▸ **DATASET CONTENT**
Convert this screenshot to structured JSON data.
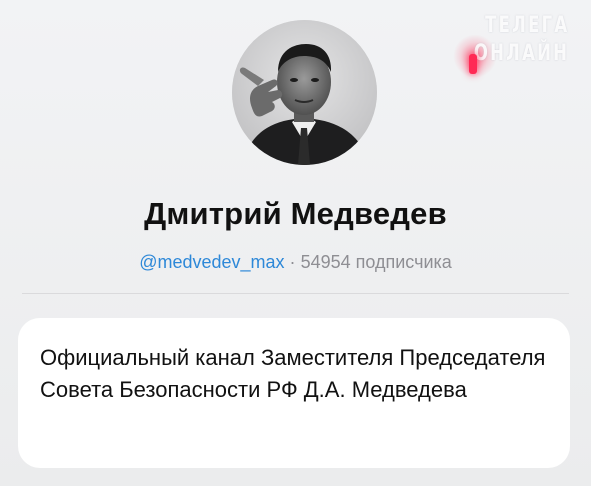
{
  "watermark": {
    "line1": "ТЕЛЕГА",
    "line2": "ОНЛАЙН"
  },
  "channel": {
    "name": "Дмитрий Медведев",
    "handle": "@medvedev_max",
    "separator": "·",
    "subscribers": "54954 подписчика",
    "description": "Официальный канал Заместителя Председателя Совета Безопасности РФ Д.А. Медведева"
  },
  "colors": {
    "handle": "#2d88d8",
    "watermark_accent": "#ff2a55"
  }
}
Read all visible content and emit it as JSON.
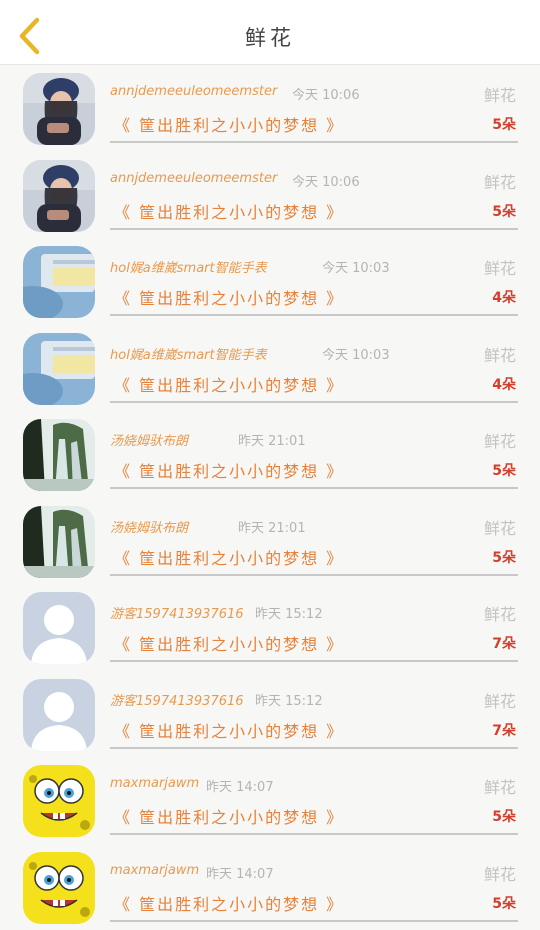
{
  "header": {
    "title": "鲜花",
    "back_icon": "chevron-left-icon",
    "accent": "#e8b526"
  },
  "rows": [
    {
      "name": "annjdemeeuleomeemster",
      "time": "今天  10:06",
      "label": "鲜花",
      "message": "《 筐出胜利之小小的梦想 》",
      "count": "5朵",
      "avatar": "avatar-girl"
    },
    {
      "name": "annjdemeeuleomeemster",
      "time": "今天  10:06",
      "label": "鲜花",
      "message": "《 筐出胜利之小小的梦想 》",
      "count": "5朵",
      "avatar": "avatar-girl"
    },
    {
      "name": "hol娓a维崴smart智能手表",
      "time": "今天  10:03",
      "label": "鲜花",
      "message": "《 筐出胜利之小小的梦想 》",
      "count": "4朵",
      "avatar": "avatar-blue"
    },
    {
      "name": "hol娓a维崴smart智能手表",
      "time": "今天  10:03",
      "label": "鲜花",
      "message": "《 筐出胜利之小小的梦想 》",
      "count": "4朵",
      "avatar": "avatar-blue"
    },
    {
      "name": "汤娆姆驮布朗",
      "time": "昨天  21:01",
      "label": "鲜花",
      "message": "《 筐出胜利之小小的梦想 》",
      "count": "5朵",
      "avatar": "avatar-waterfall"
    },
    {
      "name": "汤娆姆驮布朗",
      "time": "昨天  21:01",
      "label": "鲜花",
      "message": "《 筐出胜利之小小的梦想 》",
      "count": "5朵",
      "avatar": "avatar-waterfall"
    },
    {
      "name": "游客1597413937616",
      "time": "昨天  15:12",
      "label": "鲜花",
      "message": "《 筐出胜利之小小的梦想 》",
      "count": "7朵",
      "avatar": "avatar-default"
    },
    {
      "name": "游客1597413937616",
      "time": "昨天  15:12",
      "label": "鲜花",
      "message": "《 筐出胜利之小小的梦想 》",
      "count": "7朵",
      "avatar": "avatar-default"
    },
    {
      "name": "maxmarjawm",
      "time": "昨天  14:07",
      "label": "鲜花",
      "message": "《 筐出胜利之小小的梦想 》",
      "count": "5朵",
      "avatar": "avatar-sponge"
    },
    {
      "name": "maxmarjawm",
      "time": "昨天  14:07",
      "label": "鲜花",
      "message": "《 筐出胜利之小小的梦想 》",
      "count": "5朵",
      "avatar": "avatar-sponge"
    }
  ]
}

▸ **WHAT IS REQUIRED**
Quote every line of the records above exactly; no picture is to be copied.

▸ **EXERCISE OUTPUT**
Convert this screenshot to structured JSON data.
{
  "watermark": {
    "line1": "ТЕЛЕГА",
    "line2": "ОНЛАЙН"
  },
  "channel": {
    "name": "Дмитрий Медведев",
    "handle": "@medvedev_max",
    "separator": "·",
    "subscribers": "54954 подписчика",
    "description": "Официальный канал Заместителя Председателя Совета Безопасности РФ Д.А. Медведева"
  },
  "colors": {
    "handle": "#2d88d8",
    "watermark_accent": "#ff2a55"
  }
}
Read all visible content and emit it as JSON.
{
  "header": {
    "title": "鲜花",
    "back_icon": "chevron-left-icon",
    "accent": "#e8b526"
  },
  "rows": [
    {
      "name": "annjdemeeuleomeemster",
      "time": "今天  10:06",
      "label": "鲜花",
      "message": "《 筐出胜利之小小的梦想 》",
      "count": "5朵",
      "avatar": "avatar-girl"
    },
    {
      "name": "annjdemeeuleomeemster",
      "time": "今天  10:06",
      "label": "鲜花",
      "message": "《 筐出胜利之小小的梦想 》",
      "count": "5朵",
      "avatar": "avatar-girl"
    },
    {
      "name": "hol娓a维崴smart智能手表",
      "time": "今天  10:03",
      "label": "鲜花",
      "message": "《 筐出胜利之小小的梦想 》",
      "count": "4朵",
      "avatar": "avatar-blue"
    },
    {
      "name": "hol娓a维崴smart智能手表",
      "time": "今天  10:03",
      "label": "鲜花",
      "message": "《 筐出胜利之小小的梦想 》",
      "count": "4朵",
      "avatar": "avatar-blue"
    },
    {
      "name": "汤娆姆驮布朗",
      "time": "昨天  21:01",
      "label": "鲜花",
      "message": "《 筐出胜利之小小的梦想 》",
      "count": "5朵",
      "avatar": "avatar-waterfall"
    },
    {
      "name": "汤娆姆驮布朗",
      "time": "昨天  21:01",
      "label": "鲜花",
      "message": "《 筐出胜利之小小的梦想 》",
      "count": "5朵",
      "avatar": "avatar-waterfall"
    },
    {
      "name": "游客1597413937616",
      "time": "昨天  15:12",
      "label": "鲜花",
      "message": "《 筐出胜利之小小的梦想 》",
      "count": "7朵",
      "avatar": "avatar-default"
    },
    {
      "name": "游客1597413937616",
      "time": "昨天  15:12",
      "label": "鲜花",
      "message": "《 筐出胜利之小小的梦想 》",
      "count": "7朵",
      "avatar": "avatar-default"
    },
    {
      "name": "maxmarjawm",
      "time": "昨天  14:07",
      "label": "鲜花",
      "message": "《 筐出胜利之小小的梦想 》",
      "count": "5朵",
      "avatar": "avatar-sponge"
    },
    {
      "name": "maxmarjawm",
      "time": "昨天  14:07",
      "label": "鲜花",
      "message": "《 筐出胜利之小小的梦想 》",
      "count": "5朵",
      "avatar": "avatar-sponge"
    }
  ]
}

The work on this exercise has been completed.